Objetivo declarado a >> Nas linhas de dados abaixo, reescreva o trecho que começa na linha contendo "167, 655, 181)" e termina na linha contendo "code-line[interactable]: 8 import", trocando "code-token" por "syntax-token" e mantendo todo o resto inalterado.

Texto fornecido >>
....
Alfabetizado em uma escola rural, Fábio Esteves, 39 anos, venceu a pobreza, formou-se em direito e tornou-se juiz com forte atuação no debate sobre a representatividade dos negros no Judiciário

O caminho para sair de Chapadão do Sul, cidade de 15 mil habitantes no estado de Mato Grosso do Sul, até se tornar advogado, mestre, doutorando e juiz titular da Vara Criminal e do Tribunal do Júri do Distrito Federal não foi fácil. Fábio Esteves, 39 anos, é filho de um peão de fazenda e de uma empregada doméstica. Criado sem quase nenhum acesso a serviços básicos, na década de 1980, o pai, analfabeto, insistiu para a prefeitura levar educação às crianças da zona rural. Foi na escola de tábua, pintada de marrom e localizada às margens de uma estrada vicinal, que Esteves deu o primeiro passo rumo à magistratura agarrado à dedicação e humildade.
....
Itens do conjunto de dados
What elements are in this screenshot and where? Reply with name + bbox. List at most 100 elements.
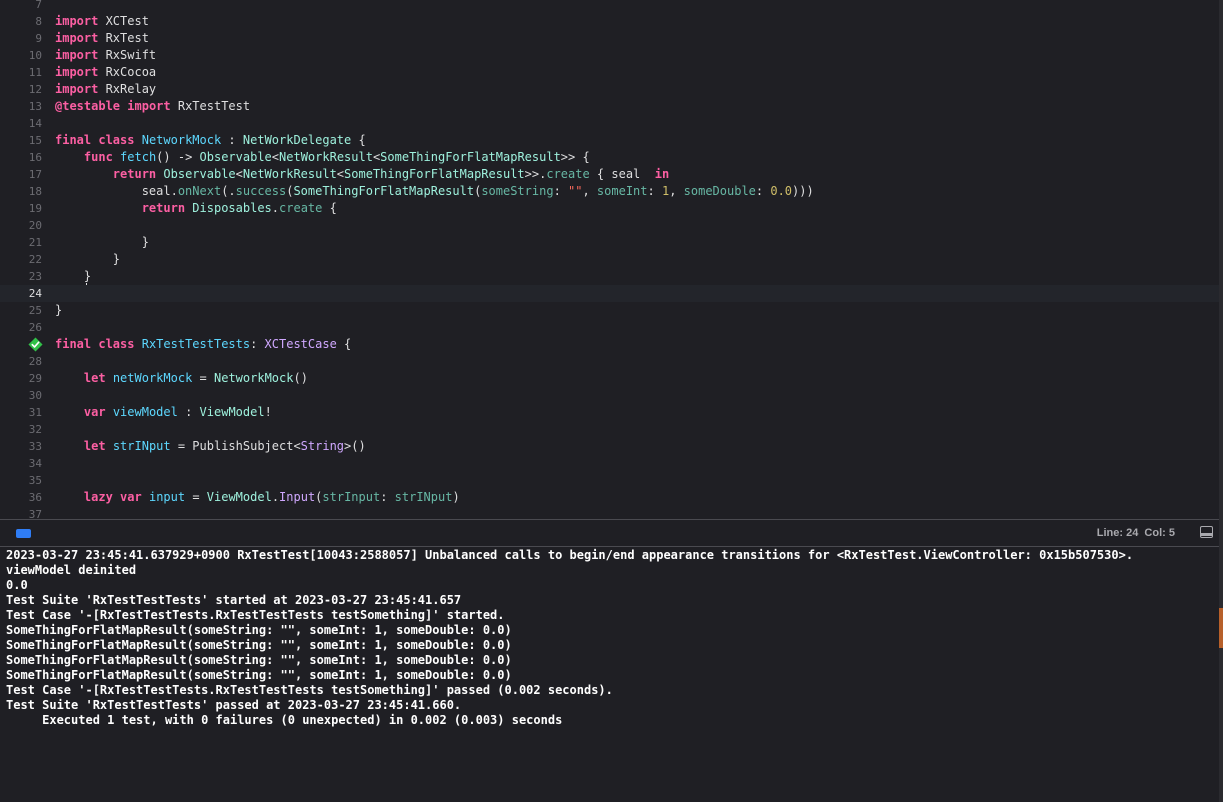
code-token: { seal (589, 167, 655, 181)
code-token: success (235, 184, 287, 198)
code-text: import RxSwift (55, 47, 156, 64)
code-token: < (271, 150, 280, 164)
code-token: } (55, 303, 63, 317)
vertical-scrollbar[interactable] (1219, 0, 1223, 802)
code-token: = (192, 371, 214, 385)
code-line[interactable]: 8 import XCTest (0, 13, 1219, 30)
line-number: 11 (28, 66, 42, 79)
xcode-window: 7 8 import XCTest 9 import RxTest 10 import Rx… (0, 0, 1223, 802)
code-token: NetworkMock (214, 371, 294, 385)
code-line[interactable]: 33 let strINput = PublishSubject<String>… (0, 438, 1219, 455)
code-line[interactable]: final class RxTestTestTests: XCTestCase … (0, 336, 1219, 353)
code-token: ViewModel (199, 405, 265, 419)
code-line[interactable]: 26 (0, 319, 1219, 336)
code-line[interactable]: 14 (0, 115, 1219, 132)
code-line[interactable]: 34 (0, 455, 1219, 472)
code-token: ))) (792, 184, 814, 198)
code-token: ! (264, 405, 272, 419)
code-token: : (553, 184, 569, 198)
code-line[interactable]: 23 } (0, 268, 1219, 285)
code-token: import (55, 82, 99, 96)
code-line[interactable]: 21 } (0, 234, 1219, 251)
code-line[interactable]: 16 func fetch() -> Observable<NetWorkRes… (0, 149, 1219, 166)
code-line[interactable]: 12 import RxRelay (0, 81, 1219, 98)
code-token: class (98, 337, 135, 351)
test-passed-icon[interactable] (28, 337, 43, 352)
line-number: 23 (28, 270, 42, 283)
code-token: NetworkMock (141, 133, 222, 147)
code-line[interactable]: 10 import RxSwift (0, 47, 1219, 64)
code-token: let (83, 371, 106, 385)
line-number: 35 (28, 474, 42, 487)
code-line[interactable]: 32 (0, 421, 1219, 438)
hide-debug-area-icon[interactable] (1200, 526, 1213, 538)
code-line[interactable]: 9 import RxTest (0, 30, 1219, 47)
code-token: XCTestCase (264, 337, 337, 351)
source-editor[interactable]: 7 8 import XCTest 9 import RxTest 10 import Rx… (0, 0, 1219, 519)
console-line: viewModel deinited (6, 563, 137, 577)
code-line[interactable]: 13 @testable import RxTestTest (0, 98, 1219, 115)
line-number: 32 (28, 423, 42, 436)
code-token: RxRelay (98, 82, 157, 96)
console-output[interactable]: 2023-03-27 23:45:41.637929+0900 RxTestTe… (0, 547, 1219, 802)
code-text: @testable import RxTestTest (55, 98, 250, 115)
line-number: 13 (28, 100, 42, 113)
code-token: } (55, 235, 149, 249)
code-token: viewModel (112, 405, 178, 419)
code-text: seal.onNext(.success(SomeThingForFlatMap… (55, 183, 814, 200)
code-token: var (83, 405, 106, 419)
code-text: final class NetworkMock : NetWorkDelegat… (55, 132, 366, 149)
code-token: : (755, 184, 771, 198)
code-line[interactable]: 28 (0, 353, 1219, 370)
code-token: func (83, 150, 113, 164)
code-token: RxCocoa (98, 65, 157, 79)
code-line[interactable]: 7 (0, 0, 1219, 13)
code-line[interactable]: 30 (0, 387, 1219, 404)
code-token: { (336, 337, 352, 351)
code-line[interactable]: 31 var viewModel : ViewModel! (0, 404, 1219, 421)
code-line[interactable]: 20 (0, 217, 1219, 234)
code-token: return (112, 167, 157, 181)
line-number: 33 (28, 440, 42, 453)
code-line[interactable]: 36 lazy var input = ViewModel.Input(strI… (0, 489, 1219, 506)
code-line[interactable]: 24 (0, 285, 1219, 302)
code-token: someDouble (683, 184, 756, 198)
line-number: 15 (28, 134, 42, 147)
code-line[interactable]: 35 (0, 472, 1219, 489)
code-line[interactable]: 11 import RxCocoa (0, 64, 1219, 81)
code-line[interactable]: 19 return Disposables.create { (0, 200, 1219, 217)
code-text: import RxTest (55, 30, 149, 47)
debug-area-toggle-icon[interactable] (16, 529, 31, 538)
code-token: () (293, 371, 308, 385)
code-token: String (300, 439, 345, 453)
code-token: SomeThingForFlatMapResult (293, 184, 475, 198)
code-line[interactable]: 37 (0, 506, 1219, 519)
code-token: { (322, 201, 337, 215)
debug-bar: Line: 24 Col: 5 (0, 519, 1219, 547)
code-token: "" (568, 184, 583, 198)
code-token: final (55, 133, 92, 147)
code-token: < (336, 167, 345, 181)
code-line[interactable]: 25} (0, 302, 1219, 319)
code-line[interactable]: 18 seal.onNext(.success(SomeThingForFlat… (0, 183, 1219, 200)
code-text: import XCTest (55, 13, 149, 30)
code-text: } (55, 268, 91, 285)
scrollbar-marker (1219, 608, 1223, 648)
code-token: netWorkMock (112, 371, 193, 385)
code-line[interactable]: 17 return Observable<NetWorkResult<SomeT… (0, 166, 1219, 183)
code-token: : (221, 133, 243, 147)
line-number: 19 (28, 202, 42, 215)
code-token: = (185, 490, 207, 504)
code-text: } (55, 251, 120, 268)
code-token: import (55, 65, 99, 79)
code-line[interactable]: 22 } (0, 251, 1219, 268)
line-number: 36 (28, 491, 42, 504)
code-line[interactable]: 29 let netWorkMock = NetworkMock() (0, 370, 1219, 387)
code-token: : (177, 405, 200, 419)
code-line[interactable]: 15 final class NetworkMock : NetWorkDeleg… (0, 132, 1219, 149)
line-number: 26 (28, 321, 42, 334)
....
Objetivo declarado b >> Reproduza na íntegra o texto sobre a trajetória de Fábio Esteves.

Resposta completa a >>
syntax-token: { seal (589, 167, 655, 181)
syntax-token: success (235, 184, 287, 198)
code-text: import RxSwift (55, 47, 156, 64)
syntax-token: < (271, 150, 280, 164)
syntax-token: } (55, 303, 63, 317)
vertical-scrollbar[interactable] (1219, 0, 1223, 802)
syntax-token: = (192, 371, 214, 385)
code-line[interactable]: 8 import XCTest (0, 13, 1219, 30)

Resposta completa b >>
Alfabetizado em uma escola rural, Fábio Esteves, 39 anos, venceu a pobreza, formou-se em direito e tornou-se juiz com forte atuação no debate sobre a representatividade dos negros no Judiciário

O caminho para sair de Chapadão do Sul, cidade de 15 mil habitantes no estado de Mato Grosso do Sul, até se tornar advogado, mestre, doutorando e juiz titular da Vara Criminal e do Tribunal do Júri do Distrito Federal não foi fácil. Fábio Esteves, 39 anos, é filho de um peão de fazenda e de uma empregada doméstica. Criado sem quase nenhum acesso a serviços básicos, na década de 1980, o pai, analfabeto, insistiu para a prefeitura levar educação às crianças da zona rural. Foi na escola de tábua, pintada de marrom e localizada às margens de uma estrada vicinal, que Esteves deu o primeiro passo rumo à magistratura agarrado à dedicação e humildade.